Records for the exercise:

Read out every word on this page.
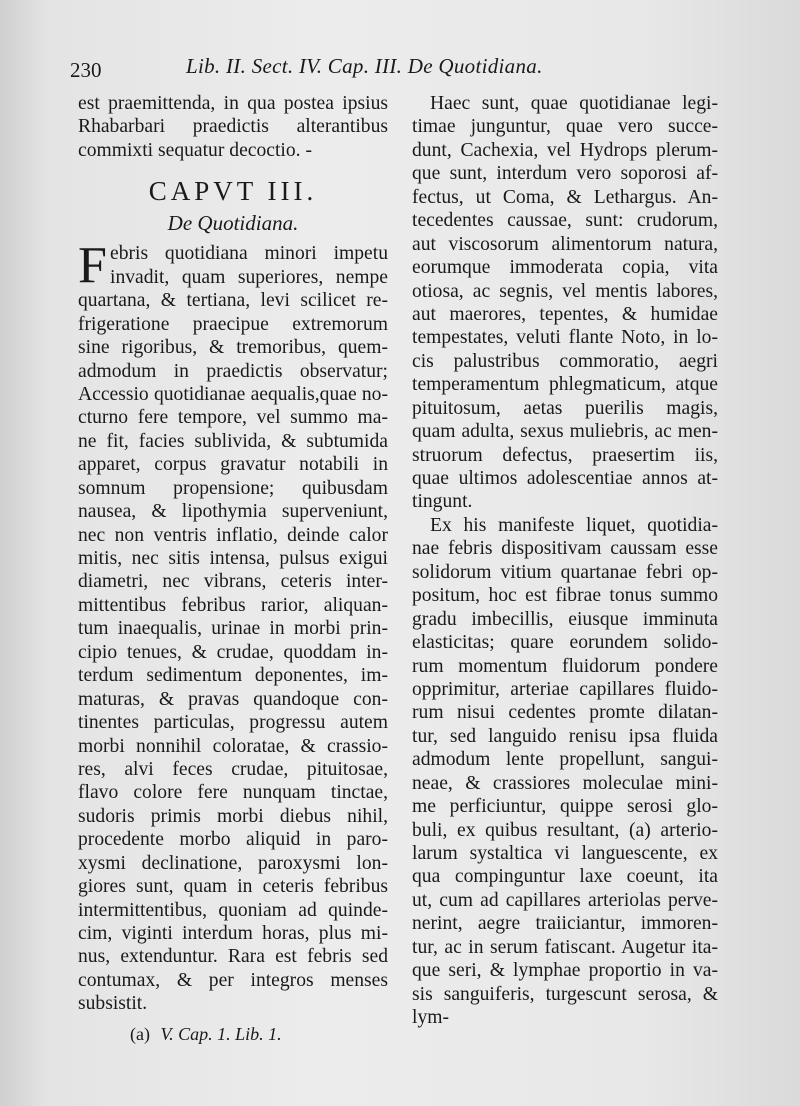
230	Lib. II. Sect. IV. Cap. III. De Quotidiana.
est praemittenda, in qua postea ipsius
Rhabarbari praedictis alterantibus
commixti sequatur decoctio. -
CAPVT III.
De Quotidiana.
F ebris quotidiana minori impetu
invadit, quam superiores, nempe
quartana, & tertiana, levi scilicet re-
frigeratione praecipue extremorum
sine rigoribus, & tremoribus, quem-
admodum in praedictis observatur;
Accessio quotidianae aequalis,quae no-
cturno fere tempore, vel summo ma-
ne fit, facies sublivida, & subtumida
apparet, corpus gravatur notabili in
somnum propensione; quibusdam
nausea, & lipothymia superveniunt,
nec non ventris inflatio, deinde calor
mitis, nec sitis intensa, pulsus exigui
diametri, nec vibrans, ceteris inter-
mittentibus febribus rarior, aliquan-
tum inaequalis, urinae in morbi prin-
cipio tenues, & crudae, quoddam in-
terdum sedimentum deponentes, im-
maturas, & pravas quandoque con-
tinentes particulas, progressu autem
morbi nonnihil coloratae, & crassio-
res, alvi feces crudae, pituitosae,
flavo colore fere nunquam tinctae,
sudoris primis morbi diebus nihil,
procedente morbo aliquid in paro-
xysmi declinatione, paroxysmi lon-
giores sunt, quam in ceteris febribus
intermittentibus, quoniam ad quinde-
cim, viginti interdum horas, plus mi-
nus, extenduntur. Rara est febris sed
contumax, & per integros menses
subsistit.
Haec sunt, quae quotidianae legi-
timae junguntur, quae vero succe-
dunt, Cachexia, vel Hydrops plerum-
que sunt, interdum vero soporosi af-
fectus, ut Coma, & Lethargus. An-
tecedentes caussae, sunt: crudorum,
aut viscosorum alimentorum natura,
eorumque immoderata copia, vita
otiosa, ac segnis, vel mentis labores,
aut maerores, tepentes, & humidae
tempestates, veluti flante Noto, in lo-
cis palustribus commoratio, aegri
temperamentum phlegmaticum, atque
pituitosum, aetas puerilis magis,
quam adulta, sexus muliebris, ac men-
struorum defectus, praesertim iis,
quae ultimos adolescentiae annos at-
tingunt.
Ex his manifeste liquet, quotidia-
nae febris dispositivam caussam esse
solidorum vitium quartanae febri op-
positum, hoc est fibrae tonus summo
gradu imbecillis, eiusque imminuta
elasticitas; quare eorundem solido-
rum momentum fluidorum pondere
opprimitur, arteriae capillares fluido-
rum nisui cedentes promte dilatan-
tur, sed languido renisu ipsa fluida
admodum lente propellunt, sangui-
neae, & crassiores moleculae mini-
me perficiuntur, quippe serosi glo-
buli, ex quibus resultant, (a) arterio-
larum systaltica vi languescente, ex
qua compinguntur laxe coeunt, ita
ut, cum ad capillares arteriolas perve-
nerint, aegre traiiciantur, immoren-
tur, ac in serum fatiscant. Augetur ita-
que seri, & lymphae proportio in va-
sis sanguiferis, turgescunt serosa, &
lym-
(a) V. Cap. 1. Lib. 1.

What the exercise asks:
Are you able to set down all the lines above exactly, without any pictures?

Answer to this task:
Read out every word on this page.
230	Lib. II. Sect. IV. Cap. III. De Quotidiana.
est praemittenda, in qua postea ipsius
Rhabarbari praedictis alterantibus
commixti sequatur decoctio. -
CAPVT III.
De Quotidiana.
F ebris quotidiana minori impetu
invadit, quam superiores, nempe
quartana, & tertiana, levi scilicet re-
frigeratione praecipue extremorum
sine rigoribus, & tremoribus, quem-
admodum in praedictis observatur;
Accessio quotidianae aequalis,quae no-
cturno fere tempore, vel summo ma-
ne fit, facies sublivida, & subtumida
apparet, corpus gravatur notabili in
somnum propensione; quibusdam
nausea, & lipothymia superveniunt,
nec non ventris inflatio, deinde calor
mitis, nec sitis intensa, pulsus exigui
diametri, nec vibrans, ceteris inter-
mittentibus febribus rarior, aliquan-
tum inaequalis, urinae in morbi prin-
cipio tenues, & crudae, quoddam in-
terdum sedimentum deponentes, im-
maturas, & pravas quandoque con-
tinentes particulas, progressu autem
morbi nonnihil coloratae, & crassio-
res, alvi feces crudae, pituitosae,
flavo colore fere nunquam tinctae,
sudoris primis morbi diebus nihil,
procedente morbo aliquid in paro-
xysmi declinatione, paroxysmi lon-
giores sunt, quam in ceteris febribus
intermittentibus, quoniam ad quinde-
cim, viginti interdum horas, plus mi-
nus, extenduntur. Rara est febris sed
contumax, & per integros menses
subsistit.
Haec sunt, quae quotidianae legi-
timae junguntur, quae vero succe-
dunt, Cachexia, vel Hydrops plerum-
que sunt, interdum vero soporosi af-
fectus, ut Coma, & Lethargus. An-
tecedentes caussae, sunt: crudorum,
aut viscosorum alimentorum natura,
eorumque immoderata copia, vita
otiosa, ac segnis, vel mentis labores,
aut maerores, tepentes, & humidae
tempestates, veluti flante Noto, in lo-
cis palustribus commoratio, aegri
temperamentum phlegmaticum, atque
pituitosum, aetas puerilis magis,
quam adulta, sexus muliebris, ac men-
struorum defectus, praesertim iis,
quae ultimos adolescentiae annos at-
tingunt.
Ex his manifeste liquet, quotidia-
nae febris dispositivam caussam esse
solidorum vitium quartanae febri op-
positum, hoc est fibrae tonus summo
gradu imbecillis, eiusque imminuta
elasticitas; quare eorundem solido-
rum momentum fluidorum pondere
opprimitur, arteriae capillares fluido-
rum nisui cedentes promte dilatan-
tur, sed languido renisu ipsa fluida
admodum lente propellunt, sangui-
neae, & crassiores moleculae mini-
me perficiuntur, quippe serosi glo-
buli, ex quibus resultant, (a) arterio-
larum systaltica vi languescente, ex
qua compinguntur laxe coeunt, ita
ut, cum ad capillares arteriolas perve-
nerint, aegre traiiciantur, immoren-
tur, ac in serum fatiscant. Augetur ita-
que seri, & lymphae proportio in va-
sis sanguiferis, turgescunt serosa, &
lym-
(a) V. Cap. 1. Lib. 1.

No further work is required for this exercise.